(Dataset items)
◇ ◇ ◇ ◇
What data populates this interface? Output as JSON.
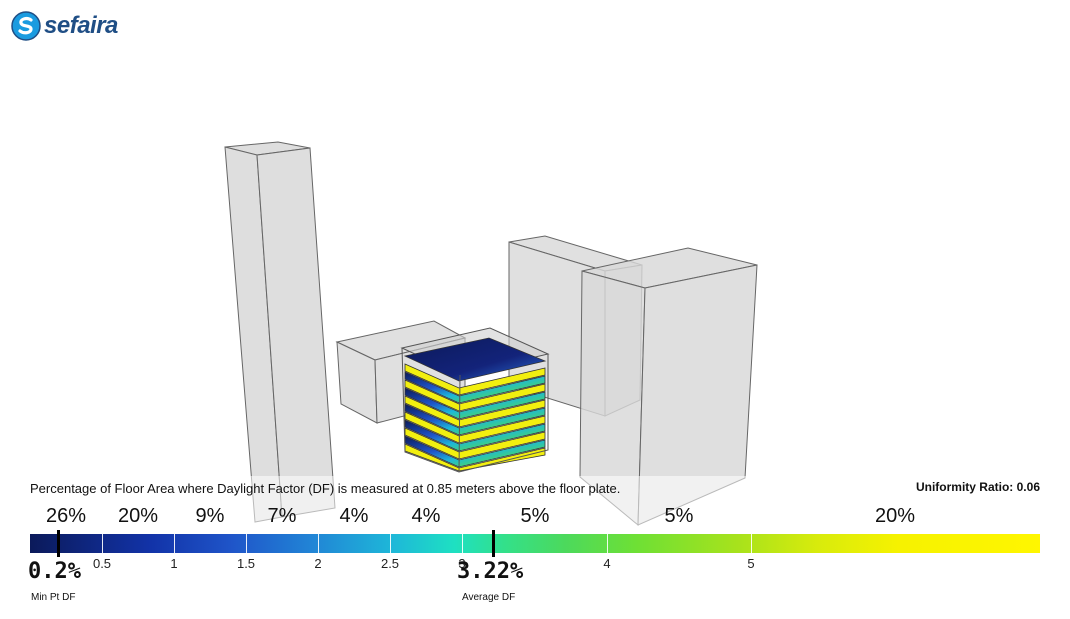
{
  "brand": {
    "name": "sefaira",
    "logo_icon": "sefaira-s-logo-icon",
    "color": "#1f4e85",
    "icon_color": "#1a9be0"
  },
  "model_view": {
    "building_fill": "#d6d6d6",
    "building_edge": "#555555"
  },
  "legend": {
    "caption": "Percentage of Floor Area where Daylight Factor (DF) is measured at 0.85 meters above the floor plate.",
    "uniformity_label": "Uniformity Ratio: 0.06",
    "percentages": [
      "26%",
      "20%",
      "9%",
      "7%",
      "4%",
      "4%",
      "5%",
      "5%",
      "20%"
    ],
    "ticks": [
      "0.5",
      "1",
      "1.5",
      "2",
      "2.5",
      "3",
      "4",
      "5"
    ],
    "min_pt": {
      "value": "0.2%",
      "label": "Min Pt DF"
    },
    "average": {
      "value": "3.22%",
      "label": "Average DF"
    }
  }
}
◇ ◇ ◇ ◇
§ **SHORT PROBLEM**:
Pictures are to be left out; repeat all the remaining data exactly.

§ **TASK RESPONSE**:
What data populates this interface? Output as JSON.
{
  "brand": {
    "name": "sefaira",
    "logo_icon": "sefaira-s-logo-icon",
    "color": "#1f4e85",
    "icon_color": "#1a9be0"
  },
  "model_view": {
    "building_fill": "#d6d6d6",
    "building_edge": "#555555"
  },
  "legend": {
    "caption": "Percentage of Floor Area where Daylight Factor (DF) is measured at 0.85 meters above the floor plate.",
    "uniformity_label": "Uniformity Ratio: 0.06",
    "percentages": [
      "26%",
      "20%",
      "9%",
      "7%",
      "4%",
      "4%",
      "5%",
      "5%",
      "20%"
    ],
    "ticks": [
      "0.5",
      "1",
      "1.5",
      "2",
      "2.5",
      "3",
      "4",
      "5"
    ],
    "min_pt": {
      "value": "0.2%",
      "label": "Min Pt DF"
    },
    "average": {
      "value": "3.22%",
      "label": "Average DF"
    }
  }
}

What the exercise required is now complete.